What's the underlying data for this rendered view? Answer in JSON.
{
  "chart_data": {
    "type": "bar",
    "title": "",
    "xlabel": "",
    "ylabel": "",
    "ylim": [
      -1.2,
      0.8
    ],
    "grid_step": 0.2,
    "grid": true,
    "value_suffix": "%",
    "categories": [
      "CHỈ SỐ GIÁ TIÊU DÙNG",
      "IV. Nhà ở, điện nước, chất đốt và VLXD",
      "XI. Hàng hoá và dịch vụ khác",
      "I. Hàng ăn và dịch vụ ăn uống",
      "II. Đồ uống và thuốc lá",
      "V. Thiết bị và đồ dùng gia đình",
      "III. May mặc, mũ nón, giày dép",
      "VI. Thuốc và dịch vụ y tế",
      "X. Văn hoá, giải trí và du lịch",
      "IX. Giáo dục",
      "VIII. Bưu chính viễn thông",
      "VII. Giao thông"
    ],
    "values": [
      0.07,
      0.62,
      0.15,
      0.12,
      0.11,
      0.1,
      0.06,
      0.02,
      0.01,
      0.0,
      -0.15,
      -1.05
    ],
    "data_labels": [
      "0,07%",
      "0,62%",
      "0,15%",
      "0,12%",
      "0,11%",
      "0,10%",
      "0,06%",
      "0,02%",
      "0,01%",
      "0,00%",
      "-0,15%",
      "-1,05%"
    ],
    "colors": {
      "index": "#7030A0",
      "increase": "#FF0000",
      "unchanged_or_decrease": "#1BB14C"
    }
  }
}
________
▶ Set problem
Using the listing above, retype each line exactly.

▶ Result of this task
What's the underlying data for this rendered view? Answer in JSON.
{
  "chart_data": {
    "type": "bar",
    "title": "",
    "xlabel": "",
    "ylabel": "",
    "ylim": [
      -1.2,
      0.8
    ],
    "grid_step": 0.2,
    "grid": true,
    "value_suffix": "%",
    "categories": [
      "CHỈ SỐ GIÁ TIÊU DÙNG",
      "IV. Nhà ở, điện nước, chất đốt và VLXD",
      "XI. Hàng hoá và dịch vụ khác",
      "I. Hàng ăn và dịch vụ ăn uống",
      "II. Đồ uống và thuốc lá",
      "V. Thiết bị và đồ dùng gia đình",
      "III. May mặc, mũ nón, giày dép",
      "VI. Thuốc và dịch vụ y tế",
      "X. Văn hoá, giải trí và du lịch",
      "IX. Giáo dục",
      "VIII. Bưu chính viễn thông",
      "VII. Giao thông"
    ],
    "values": [
      0.07,
      0.62,
      0.15,
      0.12,
      0.11,
      0.1,
      0.06,
      0.02,
      0.01,
      0.0,
      -0.15,
      -1.05
    ],
    "data_labels": [
      "0,07%",
      "0,62%",
      "0,15%",
      "0,12%",
      "0,11%",
      "0,10%",
      "0,06%",
      "0,02%",
      "0,01%",
      "0,00%",
      "-0,15%",
      "-1,05%"
    ],
    "colors": {
      "index": "#7030A0",
      "increase": "#FF0000",
      "unchanged_or_decrease": "#1BB14C"
    }
  }
}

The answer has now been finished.